Return every line below that contains the string "label", and treat uppercase and lowercase as different.

— start Data rows —

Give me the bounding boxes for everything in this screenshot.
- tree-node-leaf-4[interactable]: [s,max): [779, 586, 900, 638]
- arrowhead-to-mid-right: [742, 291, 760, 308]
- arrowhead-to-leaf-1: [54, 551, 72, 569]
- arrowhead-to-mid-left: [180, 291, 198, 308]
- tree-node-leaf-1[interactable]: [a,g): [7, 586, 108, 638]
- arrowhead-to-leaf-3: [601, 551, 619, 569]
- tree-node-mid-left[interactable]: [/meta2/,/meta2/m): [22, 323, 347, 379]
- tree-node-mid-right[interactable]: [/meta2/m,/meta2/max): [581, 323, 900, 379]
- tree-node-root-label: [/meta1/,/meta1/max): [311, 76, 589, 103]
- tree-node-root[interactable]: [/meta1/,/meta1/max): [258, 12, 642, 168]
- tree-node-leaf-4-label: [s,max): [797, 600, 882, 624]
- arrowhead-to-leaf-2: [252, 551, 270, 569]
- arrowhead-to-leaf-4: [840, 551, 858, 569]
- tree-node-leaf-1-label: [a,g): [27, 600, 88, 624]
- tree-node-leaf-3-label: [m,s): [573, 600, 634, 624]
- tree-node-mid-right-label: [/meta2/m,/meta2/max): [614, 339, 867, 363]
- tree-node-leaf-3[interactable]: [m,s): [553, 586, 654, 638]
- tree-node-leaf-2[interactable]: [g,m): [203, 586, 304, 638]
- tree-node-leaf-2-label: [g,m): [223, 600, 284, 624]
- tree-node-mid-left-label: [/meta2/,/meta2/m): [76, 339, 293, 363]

— end Data rows —

**Reply:**
- tree-node-root-label: [/meta1/,/meta1/max): [311, 76, 589, 103]
- tree-node-leaf-4-label: [s,max): [797, 600, 882, 624]
- tree-node-leaf-1-label: [a,g): [27, 600, 88, 624]
- tree-node-leaf-3-label: [m,s): [573, 600, 634, 624]
- tree-node-mid-right-label: [/meta2/m,/meta2/max): [614, 339, 867, 363]
- tree-node-leaf-2-label: [g,m): [223, 600, 284, 624]
- tree-node-mid-left-label: [/meta2/,/meta2/m): [76, 339, 293, 363]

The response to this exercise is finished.